DIRECTIONS FOR THIS TASK: Identify and reproduce every line holding the string "MONEY".

[Data excerpts]
## BEGIN
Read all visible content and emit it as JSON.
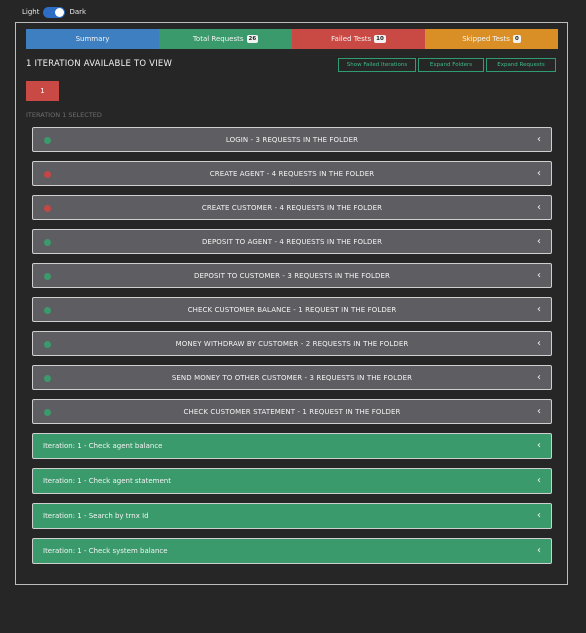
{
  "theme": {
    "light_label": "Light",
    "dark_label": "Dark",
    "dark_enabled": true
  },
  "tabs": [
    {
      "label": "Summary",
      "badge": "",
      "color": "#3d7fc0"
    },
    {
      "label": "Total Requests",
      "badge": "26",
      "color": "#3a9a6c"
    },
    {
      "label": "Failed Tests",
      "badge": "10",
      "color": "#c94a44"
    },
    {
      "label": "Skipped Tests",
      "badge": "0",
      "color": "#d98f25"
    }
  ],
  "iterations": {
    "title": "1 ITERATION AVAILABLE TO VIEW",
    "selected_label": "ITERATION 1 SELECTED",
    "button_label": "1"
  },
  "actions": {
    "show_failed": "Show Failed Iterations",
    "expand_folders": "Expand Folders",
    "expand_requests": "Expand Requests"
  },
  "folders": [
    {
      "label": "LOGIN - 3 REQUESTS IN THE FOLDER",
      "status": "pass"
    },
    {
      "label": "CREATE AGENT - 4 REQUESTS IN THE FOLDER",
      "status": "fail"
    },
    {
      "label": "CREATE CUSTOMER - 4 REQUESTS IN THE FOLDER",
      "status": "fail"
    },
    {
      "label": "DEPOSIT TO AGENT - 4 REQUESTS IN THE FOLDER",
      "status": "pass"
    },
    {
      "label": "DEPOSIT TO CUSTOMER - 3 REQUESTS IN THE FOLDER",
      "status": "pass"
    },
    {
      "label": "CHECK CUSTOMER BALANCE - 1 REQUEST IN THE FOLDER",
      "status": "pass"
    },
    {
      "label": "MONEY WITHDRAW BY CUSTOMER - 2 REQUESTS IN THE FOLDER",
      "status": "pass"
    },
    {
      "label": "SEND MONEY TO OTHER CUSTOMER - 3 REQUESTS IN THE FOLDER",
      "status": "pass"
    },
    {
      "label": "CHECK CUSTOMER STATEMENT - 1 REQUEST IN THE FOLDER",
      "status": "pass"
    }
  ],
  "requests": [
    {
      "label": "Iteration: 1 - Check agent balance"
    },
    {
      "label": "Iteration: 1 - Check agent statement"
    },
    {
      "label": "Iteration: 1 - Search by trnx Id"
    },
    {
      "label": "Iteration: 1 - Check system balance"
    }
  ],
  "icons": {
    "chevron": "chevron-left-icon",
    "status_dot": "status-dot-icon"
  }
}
## END
IN RESPONSE:
      "label": "MONEY WITHDRAW BY CUSTOMER - 2 REQUESTS IN THE FOLDER",
      "label": "SEND MONEY TO OTHER CUSTOMER - 3 REQUESTS IN THE FOLDER",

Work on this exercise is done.